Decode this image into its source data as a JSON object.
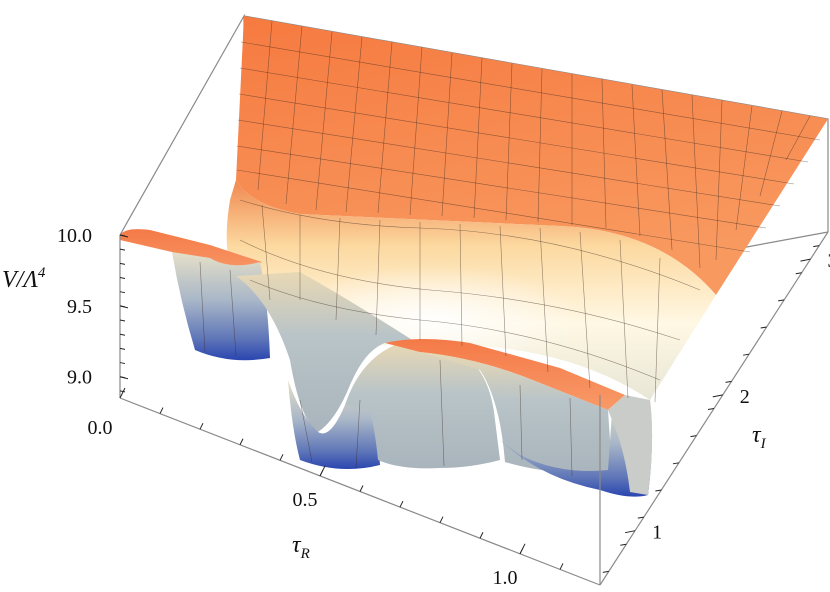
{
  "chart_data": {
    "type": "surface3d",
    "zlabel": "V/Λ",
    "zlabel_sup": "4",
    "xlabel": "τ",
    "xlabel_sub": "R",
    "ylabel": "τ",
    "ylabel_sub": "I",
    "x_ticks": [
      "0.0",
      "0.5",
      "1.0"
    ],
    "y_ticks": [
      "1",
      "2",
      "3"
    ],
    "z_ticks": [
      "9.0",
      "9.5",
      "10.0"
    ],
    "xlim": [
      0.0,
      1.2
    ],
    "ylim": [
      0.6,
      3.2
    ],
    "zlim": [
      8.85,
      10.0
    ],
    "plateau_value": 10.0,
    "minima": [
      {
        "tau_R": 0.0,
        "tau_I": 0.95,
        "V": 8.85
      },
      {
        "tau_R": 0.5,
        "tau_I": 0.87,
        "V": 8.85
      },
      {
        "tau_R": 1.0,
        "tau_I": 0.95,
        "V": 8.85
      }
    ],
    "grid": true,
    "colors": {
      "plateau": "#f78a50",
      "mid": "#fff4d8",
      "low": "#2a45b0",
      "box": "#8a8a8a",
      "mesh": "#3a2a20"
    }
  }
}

# What the exercise asks
Exclude the pictures, and transcribe all of the material exactly.

# Finished answer
Decode this image into its source data as a JSON object.
{
  "chart_data": {
    "type": "surface3d",
    "zlabel": "V/Λ",
    "zlabel_sup": "4",
    "xlabel": "τ",
    "xlabel_sub": "R",
    "ylabel": "τ",
    "ylabel_sub": "I",
    "x_ticks": [
      "0.0",
      "0.5",
      "1.0"
    ],
    "y_ticks": [
      "1",
      "2",
      "3"
    ],
    "z_ticks": [
      "9.0",
      "9.5",
      "10.0"
    ],
    "xlim": [
      0.0,
      1.2
    ],
    "ylim": [
      0.6,
      3.2
    ],
    "zlim": [
      8.85,
      10.0
    ],
    "plateau_value": 10.0,
    "minima": [
      {
        "tau_R": 0.0,
        "tau_I": 0.95,
        "V": 8.85
      },
      {
        "tau_R": 0.5,
        "tau_I": 0.87,
        "V": 8.85
      },
      {
        "tau_R": 1.0,
        "tau_I": 0.95,
        "V": 8.85
      }
    ],
    "grid": true,
    "colors": {
      "plateau": "#f78a50",
      "mid": "#fff4d8",
      "low": "#2a45b0",
      "box": "#8a8a8a",
      "mesh": "#3a2a20"
    }
  }
}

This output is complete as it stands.